## TASK PROMPT
From the listing below, pull out every line where the string "JSON" appears.

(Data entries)
==============================
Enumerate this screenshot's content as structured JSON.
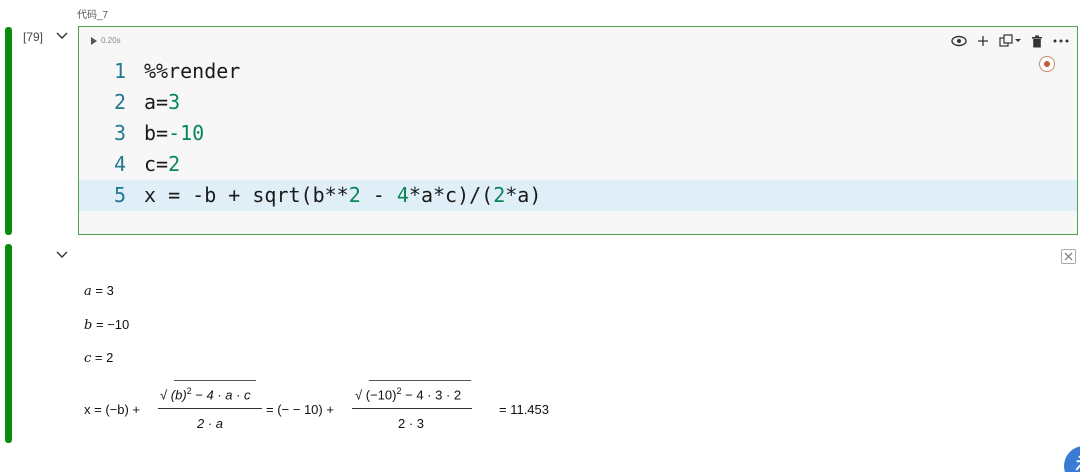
{
  "cell": {
    "label": "代码_7",
    "exec_count": "[79]",
    "run_time": "0.20s"
  },
  "code_lines": [
    {
      "num": "1",
      "text": "%%render"
    },
    {
      "num": "2",
      "text": "a=",
      "lit": "3"
    },
    {
      "num": "3",
      "text": "b=",
      "lit": "-10"
    },
    {
      "num": "4",
      "text": "c=",
      "lit": "2"
    },
    {
      "num": "5",
      "text": "x = -b + sqrt(b**2 - 4*a*c)/(2*a)"
    }
  ],
  "toolbar": {
    "icons": [
      "eye-icon",
      "plus-icon",
      "copy-dropdown-icon",
      "trash-icon",
      "more-icon"
    ]
  },
  "output": {
    "a_var": "a",
    "a_val": " = 3",
    "b_var": "b",
    "b_val": " = −10",
    "c_var": "c",
    "c_val": " = 2",
    "eq": {
      "lhs": "x = (−b) +",
      "num1_sqrt": "√",
      "num1_expr": "(b)",
      "num1_exp": "2",
      "num1_rest": " − 4 · a · c",
      "den1": "2 · a",
      "mid": "= (− − 10) +",
      "num2_sqrt": "√",
      "num2_expr": "(−10)",
      "num2_exp": "2",
      "num2_rest": " − 4 · 3 · 2",
      "den2": "2 · 3",
      "result": "= 11.453"
    }
  },
  "colors": {
    "run_bar": "#0b8a0b",
    "editor_border": "#4ea14e",
    "line_number": "#237893",
    "number_literal": "#098658",
    "highlight_line": "#dfeef7"
  }
}
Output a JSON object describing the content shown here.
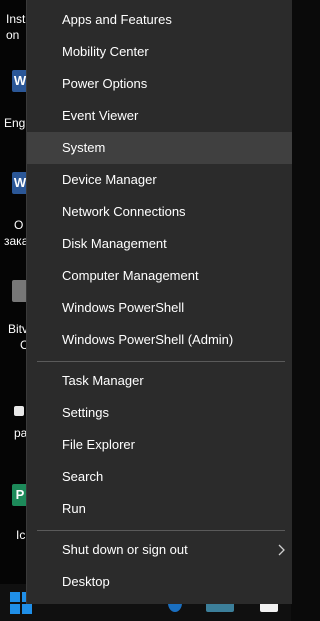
{
  "desktop": {
    "labels": [
      "Inst",
      "on",
      "Eng",
      "O",
      "зака",
      "Bitv",
      "C",
      "ра",
      "Ic"
    ]
  },
  "menu": {
    "group1": [
      "Apps and Features",
      "Mobility Center",
      "Power Options",
      "Event Viewer",
      "System",
      "Device Manager",
      "Network Connections",
      "Disk Management",
      "Computer Management",
      "Windows PowerShell",
      "Windows PowerShell (Admin)"
    ],
    "group2": [
      "Task Manager",
      "Settings",
      "File Explorer",
      "Search",
      "Run"
    ],
    "group3": [
      "Shut down or sign out",
      "Desktop"
    ],
    "highlighted_item": "System"
  },
  "colors": {
    "menu_bg": "#2b2b2b",
    "hover_bg": "#404040",
    "separator": "#5a5a5a",
    "text": "#ffffff",
    "start_blue": "#1f8fe8"
  },
  "icons": {
    "submenu": "chevron-right-icon",
    "start": "windows-logo-icon"
  }
}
==============================
## THE ANSWER
Enumerate this screenshot's content as structured JSON.
Output a JSON object describing the content shown here.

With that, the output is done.